**The request**
What follows are records. Restate all of them word for word.

______________________________

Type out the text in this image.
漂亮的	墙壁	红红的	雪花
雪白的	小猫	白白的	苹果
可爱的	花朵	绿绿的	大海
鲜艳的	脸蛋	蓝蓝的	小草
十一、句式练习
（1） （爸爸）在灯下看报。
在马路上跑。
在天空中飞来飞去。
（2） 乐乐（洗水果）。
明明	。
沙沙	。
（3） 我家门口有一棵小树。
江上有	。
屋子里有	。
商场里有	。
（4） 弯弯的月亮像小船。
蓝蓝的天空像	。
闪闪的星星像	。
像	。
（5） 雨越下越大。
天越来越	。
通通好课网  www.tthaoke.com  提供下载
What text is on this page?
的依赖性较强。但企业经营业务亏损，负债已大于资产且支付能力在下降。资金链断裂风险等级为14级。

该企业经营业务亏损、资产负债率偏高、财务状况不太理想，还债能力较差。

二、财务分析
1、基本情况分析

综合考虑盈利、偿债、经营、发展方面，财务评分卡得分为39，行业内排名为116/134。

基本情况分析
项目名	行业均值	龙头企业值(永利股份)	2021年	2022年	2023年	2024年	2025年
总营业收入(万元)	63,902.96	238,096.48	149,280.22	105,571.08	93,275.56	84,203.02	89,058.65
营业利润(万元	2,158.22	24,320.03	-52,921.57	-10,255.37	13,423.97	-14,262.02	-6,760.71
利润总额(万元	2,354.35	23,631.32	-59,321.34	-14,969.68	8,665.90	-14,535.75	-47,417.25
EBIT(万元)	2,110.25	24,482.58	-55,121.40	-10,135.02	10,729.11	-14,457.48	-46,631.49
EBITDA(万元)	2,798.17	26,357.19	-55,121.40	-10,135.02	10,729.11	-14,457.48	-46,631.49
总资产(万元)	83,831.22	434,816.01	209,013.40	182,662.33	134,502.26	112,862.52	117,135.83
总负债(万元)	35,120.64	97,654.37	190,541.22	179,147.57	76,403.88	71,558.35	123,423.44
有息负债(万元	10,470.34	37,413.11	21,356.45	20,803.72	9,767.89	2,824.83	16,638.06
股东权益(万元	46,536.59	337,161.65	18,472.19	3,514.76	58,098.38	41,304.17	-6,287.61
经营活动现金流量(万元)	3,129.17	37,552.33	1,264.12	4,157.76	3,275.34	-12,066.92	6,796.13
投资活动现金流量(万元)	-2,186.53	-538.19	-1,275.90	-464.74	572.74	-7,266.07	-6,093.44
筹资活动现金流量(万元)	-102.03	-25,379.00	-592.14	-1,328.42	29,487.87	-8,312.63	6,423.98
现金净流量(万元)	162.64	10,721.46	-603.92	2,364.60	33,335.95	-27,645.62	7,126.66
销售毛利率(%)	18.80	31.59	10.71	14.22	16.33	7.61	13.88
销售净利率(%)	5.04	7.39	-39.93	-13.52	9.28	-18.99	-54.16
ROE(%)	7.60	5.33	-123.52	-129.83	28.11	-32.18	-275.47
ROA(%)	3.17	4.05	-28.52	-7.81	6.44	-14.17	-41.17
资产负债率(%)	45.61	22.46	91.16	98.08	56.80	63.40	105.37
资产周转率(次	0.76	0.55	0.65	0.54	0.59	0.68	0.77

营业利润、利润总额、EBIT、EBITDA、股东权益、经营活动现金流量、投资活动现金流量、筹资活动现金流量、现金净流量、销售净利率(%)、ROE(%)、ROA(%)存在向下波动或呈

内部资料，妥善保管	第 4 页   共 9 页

______________________________

**Output of the exercise**
Type out the text in this image.
漂亮的	墙壁	红红的	雪花
雪白的	小猫	白白的	苹果
可爱的	花朵	绿绿的	大海
鲜艳的	脸蛋	蓝蓝的	小草
十一、句式练习
（1） （爸爸）在灯下看报。
在马路上跑。
在天空中飞来飞去。
（2） 乐乐（洗水果）。
明明	。
沙沙	。
（3） 我家门口有一棵小树。
江上有	。
屋子里有	。
商场里有	。
（4） 弯弯的月亮像小船。
蓝蓝的天空像	。
闪闪的星星像	。
像	。
（5） 雨越下越大。
天越来越	。
通通好课网  www.tthaoke.com  提供下载
What text is on this page?
的依赖性较强。但企业经营业务亏损，负债已大于资产且支付能力在下降。资金链断裂风险等级为14级。

该企业经营业务亏损、资产负债率偏高、财务状况不太理想，还债能力较差。

二、财务分析
1、基本情况分析

综合考虑盈利、偿债、经营、发展方面，财务评分卡得分为39，行业内排名为116/134。

基本情况分析
项目名	行业均值	龙头企业值(永利股份)	2021年	2022年	2023年	2024年	2025年
总营业收入(万元)	63,902.96	238,096.48	149,280.22	105,571.08	93,275.56	84,203.02	89,058.65
营业利润(万元	2,158.22	24,320.03	-52,921.57	-10,255.37	13,423.97	-14,262.02	-6,760.71
利润总额(万元	2,354.35	23,631.32	-59,321.34	-14,969.68	8,665.90	-14,535.75	-47,417.25
EBIT(万元)	2,110.25	24,482.58	-55,121.40	-10,135.02	10,729.11	-14,457.48	-46,631.49
EBITDA(万元)	2,798.17	26,357.19	-55,121.40	-10,135.02	10,729.11	-14,457.48	-46,631.49
总资产(万元)	83,831.22	434,816.01	209,013.40	182,662.33	134,502.26	112,862.52	117,135.83
总负债(万元)	35,120.64	97,654.37	190,541.22	179,147.57	76,403.88	71,558.35	123,423.44
有息负债(万元	10,470.34	37,413.11	21,356.45	20,803.72	9,767.89	2,824.83	16,638.06
股东权益(万元	46,536.59	337,161.65	18,472.19	3,514.76	58,098.38	41,304.17	-6,287.61
经营活动现金流量(万元)	3,129.17	37,552.33	1,264.12	4,157.76	3,275.34	-12,066.92	6,796.13
投资活动现金流量(万元)	-2,186.53	-538.19	-1,275.90	-464.74	572.74	-7,266.07	-6,093.44
筹资活动现金流量(万元)	-102.03	-25,379.00	-592.14	-1,328.42	29,487.87	-8,312.63	6,423.98
现金净流量(万元)	162.64	10,721.46	-603.92	2,364.60	33,335.95	-27,645.62	7,126.66
销售毛利率(%)	18.80	31.59	10.71	14.22	16.33	7.61	13.88
销售净利率(%)	5.04	7.39	-39.93	-13.52	9.28	-18.99	-54.16
ROE(%)	7.60	5.33	-123.52	-129.83	28.11	-32.18	-275.47
ROA(%)	3.17	4.05	-28.52	-7.81	6.44	-14.17	-41.17
资产负债率(%)	45.61	22.46	91.16	98.08	56.80	63.40	105.37
资产周转率(次	0.76	0.55	0.65	0.54	0.59	0.68	0.77

营业利润、利润总额、EBIT、EBITDA、股东权益、经营活动现金流量、投资活动现金流量、筹资活动现金流量、现金净流量、销售净利率(%)、ROE(%)、ROA(%)存在向下波动或呈

内部资料，妥善保管	第 4 页   共 9 页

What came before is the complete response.